§ **To do**: Locate the line with "Output the underlying" in the material. Copy that line and each one after it, through the last, exactly and with nothing else.

####################

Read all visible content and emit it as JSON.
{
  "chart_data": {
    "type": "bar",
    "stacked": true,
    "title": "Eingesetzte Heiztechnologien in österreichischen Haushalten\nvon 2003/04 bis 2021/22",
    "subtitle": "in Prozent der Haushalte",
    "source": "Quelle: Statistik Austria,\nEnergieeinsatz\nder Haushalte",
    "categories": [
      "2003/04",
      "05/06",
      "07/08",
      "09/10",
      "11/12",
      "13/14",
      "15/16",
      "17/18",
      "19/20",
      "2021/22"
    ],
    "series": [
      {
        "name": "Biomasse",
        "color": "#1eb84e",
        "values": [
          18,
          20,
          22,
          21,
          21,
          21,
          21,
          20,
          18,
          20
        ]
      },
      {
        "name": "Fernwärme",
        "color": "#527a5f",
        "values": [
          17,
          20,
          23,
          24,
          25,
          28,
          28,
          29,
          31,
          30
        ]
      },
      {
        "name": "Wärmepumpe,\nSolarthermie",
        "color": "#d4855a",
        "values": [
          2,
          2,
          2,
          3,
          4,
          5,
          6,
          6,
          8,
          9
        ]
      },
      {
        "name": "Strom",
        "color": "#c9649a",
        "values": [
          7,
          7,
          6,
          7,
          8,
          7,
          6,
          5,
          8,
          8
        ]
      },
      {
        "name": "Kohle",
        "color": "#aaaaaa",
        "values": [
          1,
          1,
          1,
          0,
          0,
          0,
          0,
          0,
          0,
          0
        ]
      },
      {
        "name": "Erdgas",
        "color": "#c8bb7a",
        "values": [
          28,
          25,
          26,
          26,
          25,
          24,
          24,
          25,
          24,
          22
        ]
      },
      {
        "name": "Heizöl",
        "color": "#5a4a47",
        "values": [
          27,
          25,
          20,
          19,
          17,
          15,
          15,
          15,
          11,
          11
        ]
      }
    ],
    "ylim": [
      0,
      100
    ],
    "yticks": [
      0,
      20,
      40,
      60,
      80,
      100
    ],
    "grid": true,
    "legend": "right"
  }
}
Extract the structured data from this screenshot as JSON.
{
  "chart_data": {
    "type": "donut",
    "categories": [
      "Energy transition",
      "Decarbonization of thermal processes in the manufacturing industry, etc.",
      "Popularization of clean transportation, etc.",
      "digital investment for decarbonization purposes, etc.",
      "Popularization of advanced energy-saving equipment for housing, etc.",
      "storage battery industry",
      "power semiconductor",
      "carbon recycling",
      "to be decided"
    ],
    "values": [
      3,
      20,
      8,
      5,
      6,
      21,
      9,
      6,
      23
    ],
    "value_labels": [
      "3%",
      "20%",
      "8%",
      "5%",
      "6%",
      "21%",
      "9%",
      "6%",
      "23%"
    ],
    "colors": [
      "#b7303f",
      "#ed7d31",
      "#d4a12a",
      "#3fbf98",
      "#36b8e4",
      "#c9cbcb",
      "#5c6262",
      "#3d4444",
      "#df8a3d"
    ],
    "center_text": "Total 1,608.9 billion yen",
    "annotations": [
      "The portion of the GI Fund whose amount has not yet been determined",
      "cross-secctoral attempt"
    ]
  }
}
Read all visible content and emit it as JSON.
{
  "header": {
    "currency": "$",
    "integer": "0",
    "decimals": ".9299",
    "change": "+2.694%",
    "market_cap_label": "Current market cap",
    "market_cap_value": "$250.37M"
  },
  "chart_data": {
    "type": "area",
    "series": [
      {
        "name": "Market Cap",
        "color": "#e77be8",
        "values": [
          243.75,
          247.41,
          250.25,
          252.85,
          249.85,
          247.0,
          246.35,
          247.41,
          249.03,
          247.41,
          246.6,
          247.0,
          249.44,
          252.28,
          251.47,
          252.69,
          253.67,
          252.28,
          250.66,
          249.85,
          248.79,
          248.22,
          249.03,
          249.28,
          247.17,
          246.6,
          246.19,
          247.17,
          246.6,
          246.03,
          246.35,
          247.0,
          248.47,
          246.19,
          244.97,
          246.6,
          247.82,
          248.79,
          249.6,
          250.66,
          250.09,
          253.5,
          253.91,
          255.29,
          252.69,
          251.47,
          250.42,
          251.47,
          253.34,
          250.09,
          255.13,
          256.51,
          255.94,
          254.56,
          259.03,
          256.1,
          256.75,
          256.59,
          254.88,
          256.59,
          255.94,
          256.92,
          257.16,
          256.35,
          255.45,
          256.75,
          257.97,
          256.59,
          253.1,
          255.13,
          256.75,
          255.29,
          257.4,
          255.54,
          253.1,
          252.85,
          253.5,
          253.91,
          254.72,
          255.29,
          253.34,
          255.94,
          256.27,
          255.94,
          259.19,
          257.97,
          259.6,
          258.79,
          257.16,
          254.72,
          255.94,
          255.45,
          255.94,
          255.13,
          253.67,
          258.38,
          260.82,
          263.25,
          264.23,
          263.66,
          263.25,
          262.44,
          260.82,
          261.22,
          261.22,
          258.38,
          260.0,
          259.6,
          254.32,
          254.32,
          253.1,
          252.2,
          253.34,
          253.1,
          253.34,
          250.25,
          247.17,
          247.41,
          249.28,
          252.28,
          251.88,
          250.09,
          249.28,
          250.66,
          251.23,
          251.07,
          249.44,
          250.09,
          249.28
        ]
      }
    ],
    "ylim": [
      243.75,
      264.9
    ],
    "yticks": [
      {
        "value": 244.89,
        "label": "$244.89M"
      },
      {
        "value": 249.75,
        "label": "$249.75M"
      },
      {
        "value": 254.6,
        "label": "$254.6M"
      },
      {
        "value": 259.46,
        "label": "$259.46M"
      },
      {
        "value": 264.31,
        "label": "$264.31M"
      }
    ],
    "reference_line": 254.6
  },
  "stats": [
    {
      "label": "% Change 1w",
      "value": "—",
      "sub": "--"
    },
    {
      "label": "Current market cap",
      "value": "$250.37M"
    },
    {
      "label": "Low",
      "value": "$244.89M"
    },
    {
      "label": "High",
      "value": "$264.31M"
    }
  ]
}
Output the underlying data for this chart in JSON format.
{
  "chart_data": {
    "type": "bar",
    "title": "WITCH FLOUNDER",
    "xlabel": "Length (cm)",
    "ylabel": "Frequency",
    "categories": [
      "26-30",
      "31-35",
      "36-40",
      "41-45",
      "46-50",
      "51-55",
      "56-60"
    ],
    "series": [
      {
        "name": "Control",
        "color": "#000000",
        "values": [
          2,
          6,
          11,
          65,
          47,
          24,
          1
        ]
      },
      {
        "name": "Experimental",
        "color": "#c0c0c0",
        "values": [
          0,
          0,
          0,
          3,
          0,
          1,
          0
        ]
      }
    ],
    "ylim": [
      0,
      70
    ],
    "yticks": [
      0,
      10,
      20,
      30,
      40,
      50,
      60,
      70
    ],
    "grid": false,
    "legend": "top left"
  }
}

####################

§ **Written response**:
Output the underlying data for this chart in JSON format.
{
  "chart_data": {
    "type": "bar",
    "title": "WITCH FLOUNDER",
    "xlabel": "Length (cm)",
    "ylabel": "Frequency",
    "categories": [
      "26-30",
      "31-35",
      "36-40",
      "41-45",
      "46-50",
      "51-55",
      "56-60"
    ],
    "series": [
      {
        "name": "Control",
        "color": "#000000",
        "values": [
          2,
          6,
          11,
          65,
          47,
          24,
          1
        ]
      },
      {
        "name": "Experimental",
        "color": "#c0c0c0",
        "values": [
          0,
          0,
          0,
          3,
          0,
          1,
          0
        ]
      }
    ],
    "ylim": [
      0,
      70
    ],
    "yticks": [
      0,
      10,
      20,
      30,
      40,
      50,
      60,
      70
    ],
    "grid": false,
    "legend": "top left"
  }
}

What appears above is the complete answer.